• [SET PROBLEM]:
Without the pictures, return each record as it appears.

**** DATA IN THIS EXERCISE ****

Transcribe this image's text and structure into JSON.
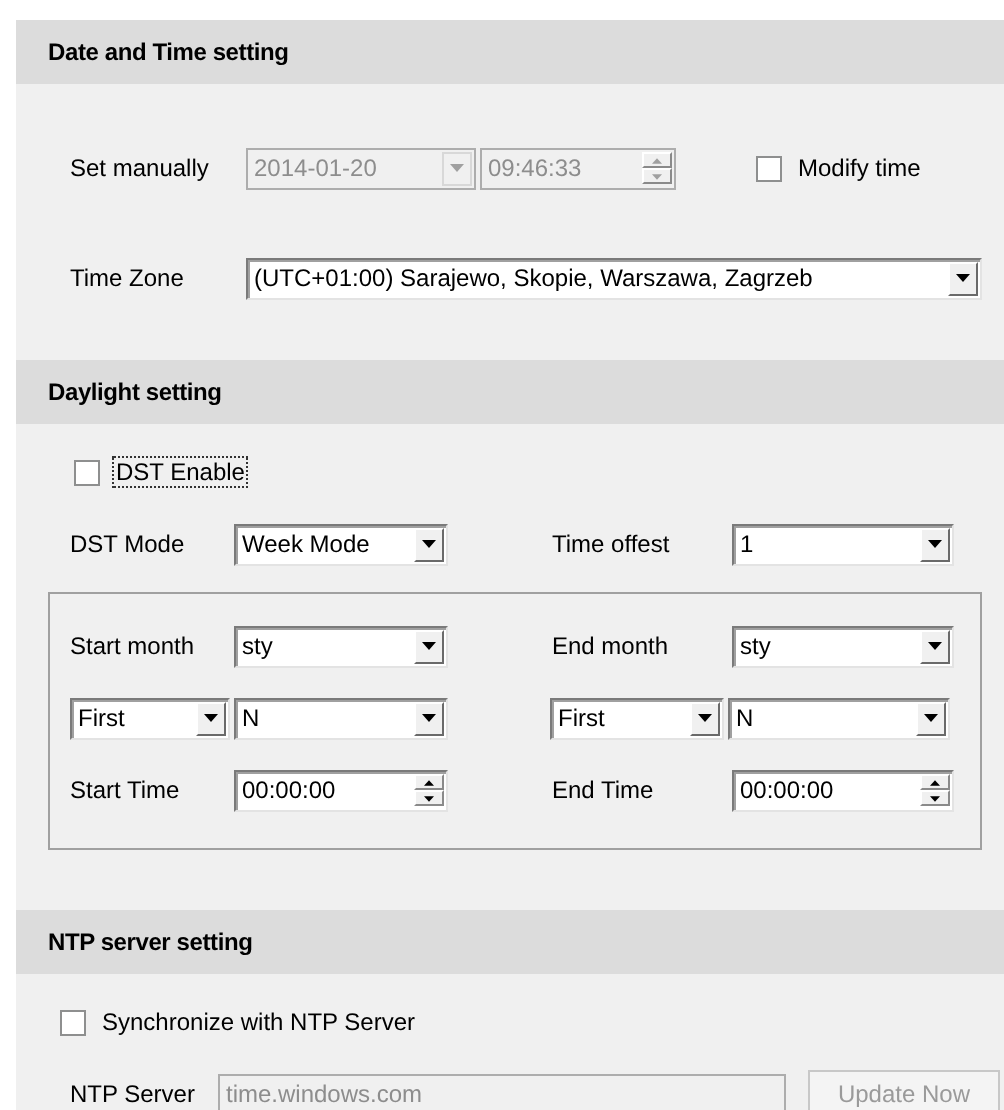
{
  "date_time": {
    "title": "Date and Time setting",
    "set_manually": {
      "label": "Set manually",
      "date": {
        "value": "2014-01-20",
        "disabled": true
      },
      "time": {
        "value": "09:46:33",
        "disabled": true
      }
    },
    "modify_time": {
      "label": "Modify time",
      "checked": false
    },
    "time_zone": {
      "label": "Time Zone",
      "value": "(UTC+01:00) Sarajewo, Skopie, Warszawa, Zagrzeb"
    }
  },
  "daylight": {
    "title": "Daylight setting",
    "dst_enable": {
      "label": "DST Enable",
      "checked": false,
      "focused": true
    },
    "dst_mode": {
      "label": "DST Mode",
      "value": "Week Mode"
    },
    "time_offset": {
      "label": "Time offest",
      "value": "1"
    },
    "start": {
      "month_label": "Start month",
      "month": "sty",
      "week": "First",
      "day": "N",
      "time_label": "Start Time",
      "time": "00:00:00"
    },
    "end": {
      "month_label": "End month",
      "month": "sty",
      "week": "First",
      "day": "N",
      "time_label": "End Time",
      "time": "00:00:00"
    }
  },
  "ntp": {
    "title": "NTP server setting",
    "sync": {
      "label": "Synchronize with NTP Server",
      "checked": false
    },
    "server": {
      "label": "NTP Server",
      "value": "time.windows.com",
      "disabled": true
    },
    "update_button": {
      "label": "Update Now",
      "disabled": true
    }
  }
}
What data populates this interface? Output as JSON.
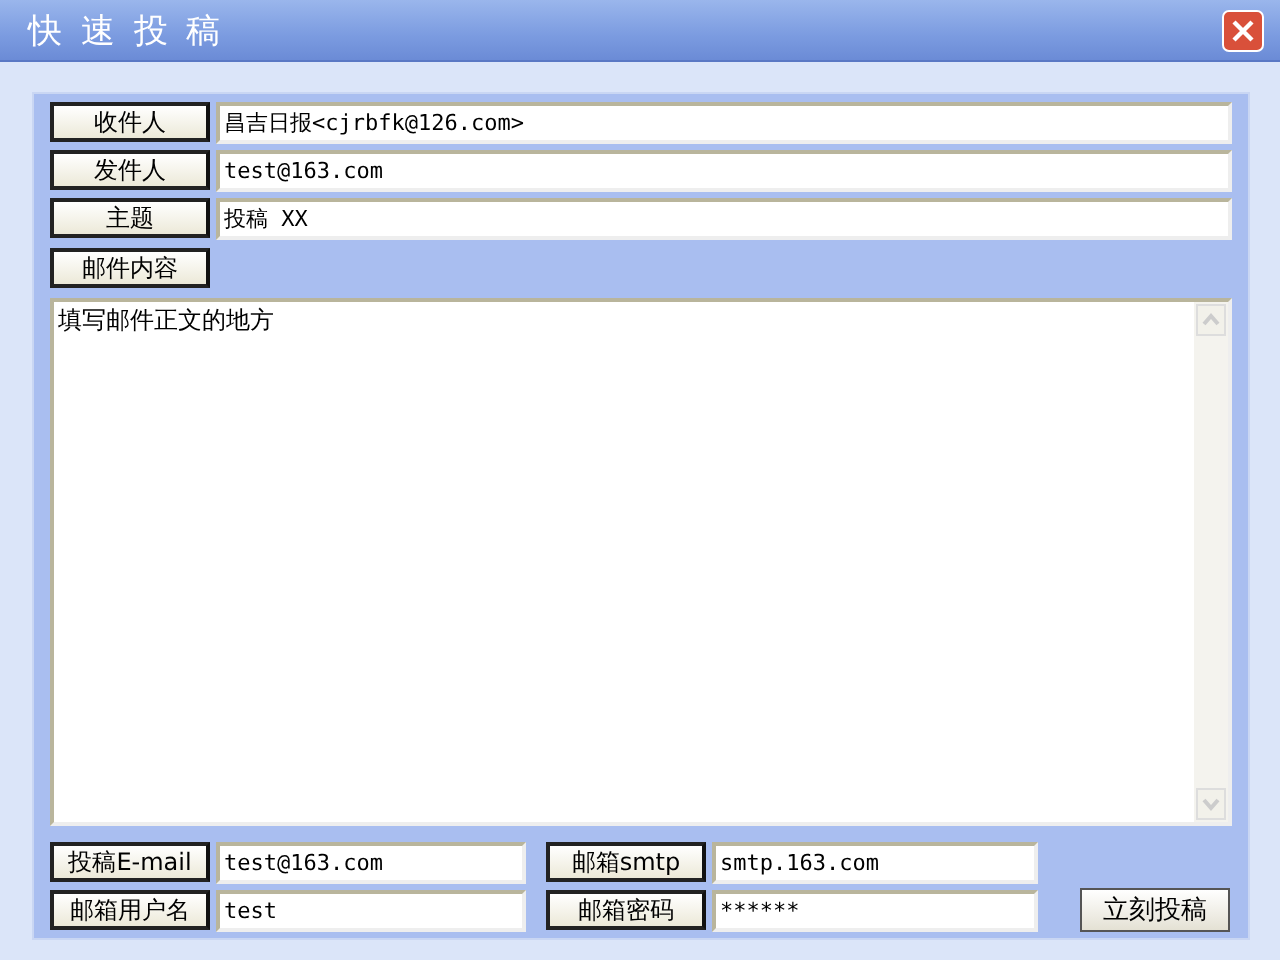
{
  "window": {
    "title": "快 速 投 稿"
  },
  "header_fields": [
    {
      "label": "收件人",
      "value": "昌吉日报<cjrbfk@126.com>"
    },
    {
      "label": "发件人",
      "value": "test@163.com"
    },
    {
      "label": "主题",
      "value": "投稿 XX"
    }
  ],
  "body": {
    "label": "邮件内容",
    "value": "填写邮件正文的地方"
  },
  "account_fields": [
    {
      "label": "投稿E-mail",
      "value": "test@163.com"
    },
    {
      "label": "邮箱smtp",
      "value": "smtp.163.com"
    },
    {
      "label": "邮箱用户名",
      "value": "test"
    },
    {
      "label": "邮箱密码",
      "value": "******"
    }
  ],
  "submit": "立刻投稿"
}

****

• [SOLUTION]:
Transcribe this image's text and structure into JSON.
{
  "date_time": {
    "title": "Date and Time setting",
    "set_manually": {
      "label": "Set manually",
      "date": {
        "value": "2014-01-20",
        "disabled": true
      },
      "time": {
        "value": "09:46:33",
        "disabled": true
      }
    },
    "modify_time": {
      "label": "Modify time",
      "checked": false
    },
    "time_zone": {
      "label": "Time Zone",
      "value": "(UTC+01:00) Sarajewo, Skopie, Warszawa, Zagrzeb"
    }
  },
  "daylight": {
    "title": "Daylight setting",
    "dst_enable": {
      "label": "DST Enable",
      "checked": false,
      "focused": true
    },
    "dst_mode": {
      "label": "DST Mode",
      "value": "Week Mode"
    },
    "time_offset": {
      "label": "Time offest",
      "value": "1"
    },
    "start": {
      "month_label": "Start month",
      "month": "sty",
      "week": "First",
      "day": "N",
      "time_label": "Start Time",
      "time": "00:00:00"
    },
    "end": {
      "month_label": "End month",
      "month": "sty",
      "week": "First",
      "day": "N",
      "time_label": "End Time",
      "time": "00:00:00"
    }
  },
  "ntp": {
    "title": "NTP server setting",
    "sync": {
      "label": "Synchronize with NTP Server",
      "checked": false
    },
    "server": {
      "label": "NTP Server",
      "value": "time.windows.com",
      "disabled": true
    },
    "update_button": {
      "label": "Update Now",
      "disabled": true
    }
  }
}
What data populates this interface? Output as JSON.
{
  "window": {
    "title": "快 速 投 稿"
  },
  "header_fields": [
    {
      "label": "收件人",
      "value": "昌吉日报<cjrbfk@126.com>"
    },
    {
      "label": "发件人",
      "value": "test@163.com"
    },
    {
      "label": "主题",
      "value": "投稿 XX"
    }
  ],
  "body": {
    "label": "邮件内容",
    "value": "填写邮件正文的地方"
  },
  "account_fields": [
    {
      "label": "投稿E-mail",
      "value": "test@163.com"
    },
    {
      "label": "邮箱smtp",
      "value": "smtp.163.com"
    },
    {
      "label": "邮箱用户名",
      "value": "test"
    },
    {
      "label": "邮箱密码",
      "value": "******"
    }
  ],
  "submit": "立刻投稿"
}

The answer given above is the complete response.